## Aim of the task
Restate each line word for word. Leave out every picture.

Records from a collection
------------------------------

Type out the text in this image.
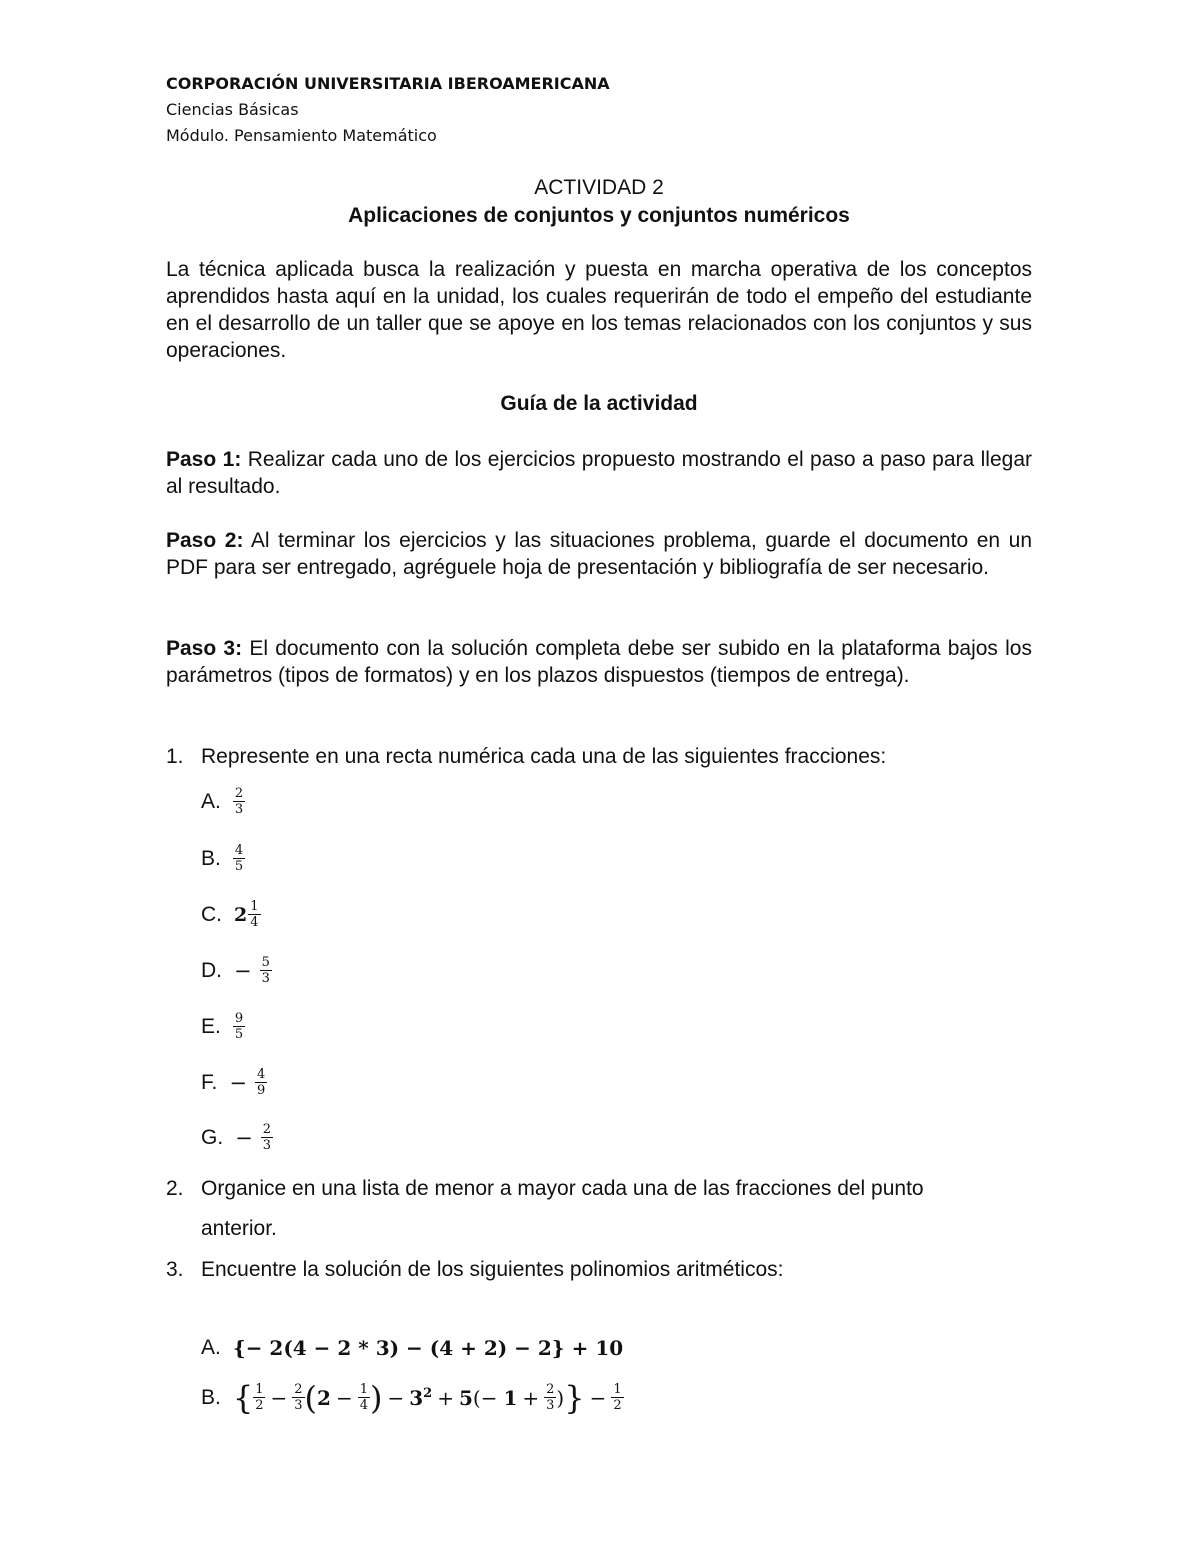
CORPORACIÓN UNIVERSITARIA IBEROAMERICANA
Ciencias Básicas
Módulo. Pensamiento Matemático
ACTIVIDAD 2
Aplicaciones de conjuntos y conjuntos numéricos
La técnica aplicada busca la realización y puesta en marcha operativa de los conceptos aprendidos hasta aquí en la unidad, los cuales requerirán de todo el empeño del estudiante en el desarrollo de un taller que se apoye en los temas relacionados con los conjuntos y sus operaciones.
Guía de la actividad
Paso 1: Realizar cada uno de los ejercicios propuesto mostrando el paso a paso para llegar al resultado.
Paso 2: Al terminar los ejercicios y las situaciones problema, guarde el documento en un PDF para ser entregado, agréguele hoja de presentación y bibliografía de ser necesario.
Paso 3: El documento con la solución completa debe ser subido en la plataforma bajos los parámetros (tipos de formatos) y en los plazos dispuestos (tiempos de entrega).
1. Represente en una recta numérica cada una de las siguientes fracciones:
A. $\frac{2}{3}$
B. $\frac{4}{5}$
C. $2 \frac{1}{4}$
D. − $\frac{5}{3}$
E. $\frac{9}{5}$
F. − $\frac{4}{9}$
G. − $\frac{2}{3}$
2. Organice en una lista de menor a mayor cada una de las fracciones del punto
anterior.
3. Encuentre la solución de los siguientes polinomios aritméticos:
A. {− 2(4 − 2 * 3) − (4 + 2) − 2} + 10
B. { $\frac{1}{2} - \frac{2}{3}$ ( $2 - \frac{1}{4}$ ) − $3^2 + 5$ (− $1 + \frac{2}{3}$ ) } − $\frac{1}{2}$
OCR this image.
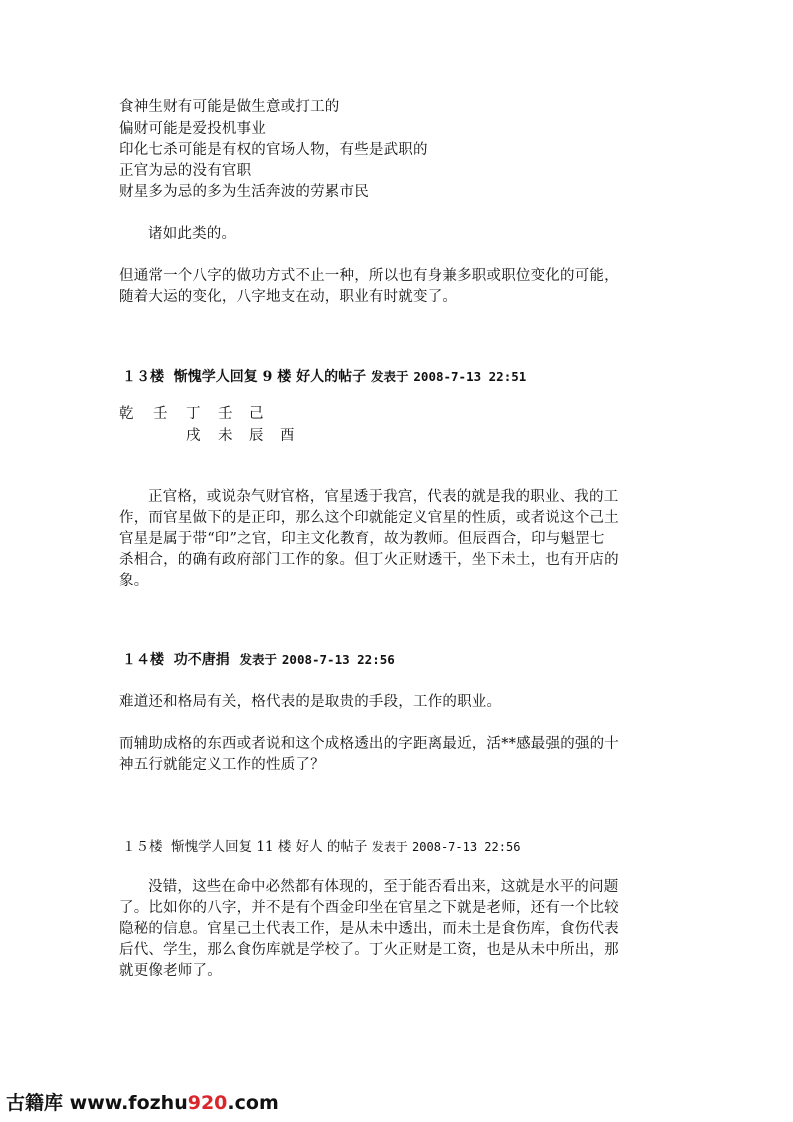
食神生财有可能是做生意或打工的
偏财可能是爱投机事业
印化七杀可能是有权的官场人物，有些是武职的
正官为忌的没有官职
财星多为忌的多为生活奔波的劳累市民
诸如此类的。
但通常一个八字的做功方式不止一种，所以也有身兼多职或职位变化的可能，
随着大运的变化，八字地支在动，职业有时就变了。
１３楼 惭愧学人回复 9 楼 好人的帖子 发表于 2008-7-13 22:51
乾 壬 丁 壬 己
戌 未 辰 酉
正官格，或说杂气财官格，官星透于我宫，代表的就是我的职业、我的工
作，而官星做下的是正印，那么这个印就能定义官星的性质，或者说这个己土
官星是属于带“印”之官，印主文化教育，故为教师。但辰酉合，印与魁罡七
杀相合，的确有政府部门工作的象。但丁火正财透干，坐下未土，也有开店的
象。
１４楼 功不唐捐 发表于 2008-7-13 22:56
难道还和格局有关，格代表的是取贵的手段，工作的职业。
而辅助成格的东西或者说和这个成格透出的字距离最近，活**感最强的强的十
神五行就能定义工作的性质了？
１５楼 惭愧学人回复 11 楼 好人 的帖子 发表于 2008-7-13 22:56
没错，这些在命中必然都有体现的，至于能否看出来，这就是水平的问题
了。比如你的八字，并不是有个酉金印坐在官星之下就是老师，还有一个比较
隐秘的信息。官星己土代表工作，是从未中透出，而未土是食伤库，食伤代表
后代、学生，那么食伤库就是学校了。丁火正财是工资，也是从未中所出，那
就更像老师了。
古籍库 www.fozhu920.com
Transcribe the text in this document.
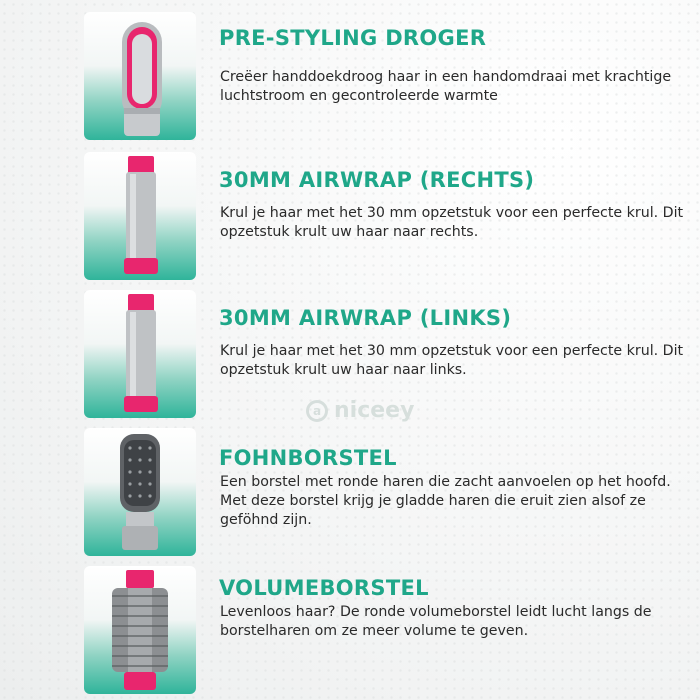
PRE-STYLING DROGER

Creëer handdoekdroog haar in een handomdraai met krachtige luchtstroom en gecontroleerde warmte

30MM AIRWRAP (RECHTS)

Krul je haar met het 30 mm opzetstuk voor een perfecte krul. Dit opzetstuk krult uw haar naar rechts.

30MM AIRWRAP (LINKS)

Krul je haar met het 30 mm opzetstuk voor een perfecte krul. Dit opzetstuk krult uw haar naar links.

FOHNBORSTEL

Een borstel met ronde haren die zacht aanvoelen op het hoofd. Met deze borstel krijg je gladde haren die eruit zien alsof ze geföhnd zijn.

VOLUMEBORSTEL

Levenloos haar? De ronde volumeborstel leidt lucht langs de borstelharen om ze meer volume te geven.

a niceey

------------------------------

## Task result
Type out the text in this image.
CORPORACIÓN UNIVERSITARIA IBEROAMERICANA
Ciencias Básicas
Módulo. Pensamiento Matemático
ACTIVIDAD 2
Aplicaciones de conjuntos y conjuntos numéricos
La técnica aplicada busca la realización y puesta en marcha operativa de los conceptos aprendidos hasta aquí en la unidad, los cuales requerirán de todo el empeño del estudiante en el desarrollo de un taller que se apoye en los temas relacionados con los conjuntos y sus operaciones.
Guía de la actividad
Paso 1: Realizar cada uno de los ejercicios propuesto mostrando el paso a paso para llegar al resultado.
Paso 2: Al terminar los ejercicios y las situaciones problema, guarde el documento en un PDF para ser entregado, agréguele hoja de presentación y bibliografía de ser necesario.
Paso 3: El documento con la solución completa debe ser subido en la plataforma bajos los parámetros (tipos de formatos) y en los plazos dispuestos (tiempos de entrega).
1. Represente en una recta numérica cada una de las siguientes fracciones:
A. $\frac{2}{3}$
B. $\frac{4}{5}$
C. $2 \frac{1}{4}$
D. − $\frac{5}{3}$
E. $\frac{9}{5}$
F. − $\frac{4}{9}$
G. − $\frac{2}{3}$
2. Organice en una lista de menor a mayor cada una de las fracciones del punto
anterior.
3. Encuentre la solución de los siguientes polinomios aritméticos:
A. {− 2(4 − 2 * 3) − (4 + 2) − 2} + 10
B. { $\frac{1}{2} - \frac{2}{3}$ ( $2 - \frac{1}{4}$ ) − $3^2 + 5$ (− $1 + \frac{2}{3}$ ) } − $\frac{1}{2}$
OCR this image.
食神生财有可能是做生意或打工的
偏财可能是爱投机事业
印化七杀可能是有权的官场人物，有些是武职的
正官为忌的没有官职
财星多为忌的多为生活奔波的劳累市民
诸如此类的。
但通常一个八字的做功方式不止一种，所以也有身兼多职或职位变化的可能，
随着大运的变化，八字地支在动，职业有时就变了。
１３楼 惭愧学人回复 9 楼 好人的帖子 发表于 2008-7-13 22:51
乾 壬 丁 壬 己
戌 未 辰 酉
正官格，或说杂气财官格，官星透于我宫，代表的就是我的职业、我的工
作，而官星做下的是正印，那么这个印就能定义官星的性质，或者说这个己土
官星是属于带“印”之官，印主文化教育，故为教师。但辰酉合，印与魁罡七
杀相合，的确有政府部门工作的象。但丁火正财透干，坐下未土，也有开店的
象。
１４楼 功不唐捐 发表于 2008-7-13 22:56
难道还和格局有关，格代表的是取贵的手段，工作的职业。
而辅助成格的东西或者说和这个成格透出的字距离最近，活**感最强的强的十
神五行就能定义工作的性质了？
１５楼 惭愧学人回复 11 楼 好人 的帖子 发表于 2008-7-13 22:56
没错，这些在命中必然都有体现的，至于能否看出来，这就是水平的问题
了。比如你的八字，并不是有个酉金印坐在官星之下就是老师，还有一个比较
隐秘的信息。官星己土代表工作，是从未中透出，而未土是食伤库，食伤代表
后代、学生，那么食伤库就是学校了。丁火正财是工资，也是从未中所出，那
就更像老师了。
古籍库 www.fozhu920.com
Transcribe the text in this document.
PRE-STYLING DROGER

Creëer handdoekdroog haar in een handomdraai met krachtige luchtstroom en gecontroleerde warmte

30MM AIRWRAP (RECHTS)

Krul je haar met het 30 mm opzetstuk voor een perfecte krul. Dit opzetstuk krult uw haar naar rechts.

30MM AIRWRAP (LINKS)

Krul je haar met het 30 mm opzetstuk voor een perfecte krul. Dit opzetstuk krult uw haar naar links.

FOHNBORSTEL

Een borstel met ronde haren die zacht aanvoelen op het hoofd. Met deze borstel krijg je gladde haren die eruit zien alsof ze geföhnd zijn.

VOLUMEBORSTEL

Levenloos haar? De ronde volumeborstel leidt lucht langs de borstelharen om ze meer volume te geven.

a niceey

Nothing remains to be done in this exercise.